Could you return every line of each record below word for word, with the pictures left out?
..........
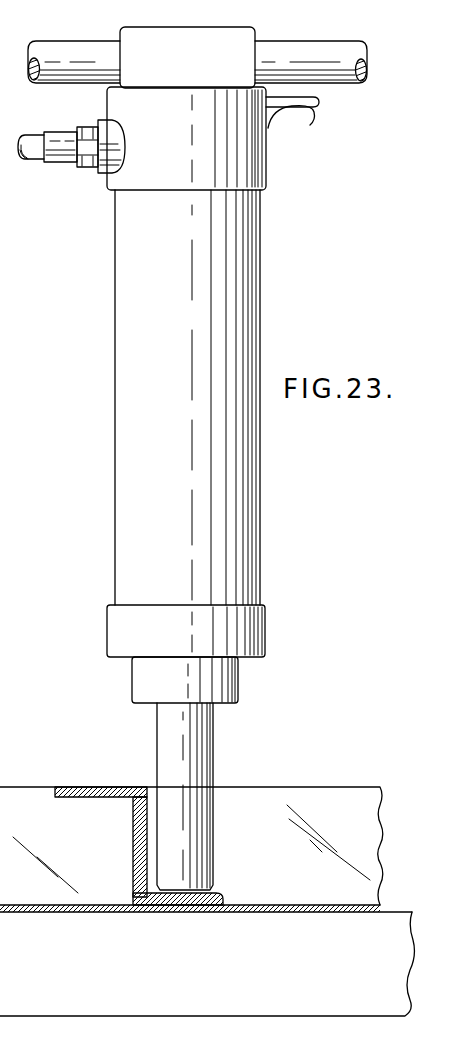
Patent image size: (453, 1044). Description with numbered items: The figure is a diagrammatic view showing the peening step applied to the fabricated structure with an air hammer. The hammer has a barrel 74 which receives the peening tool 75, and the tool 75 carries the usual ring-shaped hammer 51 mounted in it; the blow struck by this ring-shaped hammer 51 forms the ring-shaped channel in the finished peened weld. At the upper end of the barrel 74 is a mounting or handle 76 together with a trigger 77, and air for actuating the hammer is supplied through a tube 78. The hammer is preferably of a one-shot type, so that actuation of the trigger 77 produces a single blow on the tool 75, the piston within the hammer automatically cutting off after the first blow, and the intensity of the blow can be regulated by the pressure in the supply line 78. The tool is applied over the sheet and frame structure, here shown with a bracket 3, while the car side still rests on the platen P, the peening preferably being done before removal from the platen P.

The mounting or handle 76 is at (86, 15).
The trigger 77 is at (310, 125).
The tube 78 is at (38, 163).
The barrel 74 is at (260, 496).
The tool 75 is at (240, 687).
The bracket 3 is at (133, 822).
The ring-shaped hammer 51 is at (219, 892).
The platen P is at (38, 1000).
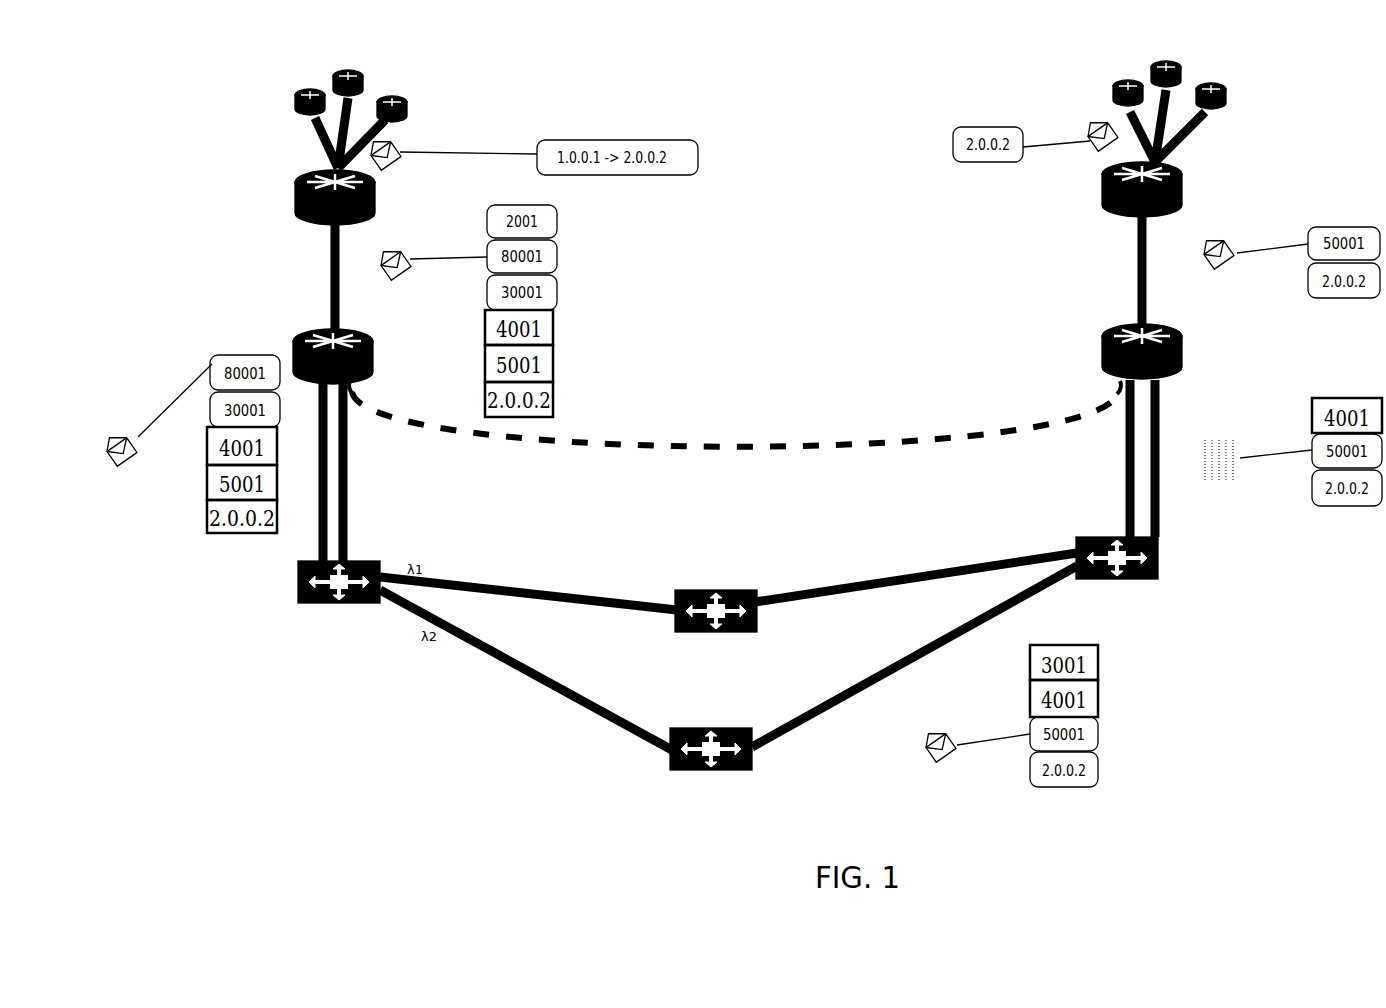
..........
_Worked answer_.
Patent image size: (453, 1044). Description with numbered items: The figure is a diagrammatic view showing the peening step applied to the fabricated structure with an air hammer. The hammer has a barrel 74 which receives the peening tool 75, and the tool 75 carries the usual ring-shaped hammer 51 mounted in it; the blow struck by this ring-shaped hammer 51 forms the ring-shaped channel in the finished peened weld. At the upper end of the barrel 74 is a mounting or handle 76 together with a trigger 77, and air for actuating the hammer is supplied through a tube 78. The hammer is preferably of a one-shot type, so that actuation of the trigger 77 produces a single blow on the tool 75, the piston within the hammer automatically cutting off after the first blow, and the intensity of the blow can be regulated by the pressure in the supply line 78. The tool is applied over the sheet and frame structure, here shown with a bracket 3, while the car side still rests on the platen P, the peening preferably being done before removal from the platen P.

The mounting or handle 76 is at (86, 15).
The trigger 77 is at (310, 125).
The tube 78 is at (38, 163).
The barrel 74 is at (260, 496).
The tool 75 is at (240, 687).
The bracket 3 is at (133, 822).
The ring-shaped hammer 51 is at (219, 892).
The platen P is at (38, 1000).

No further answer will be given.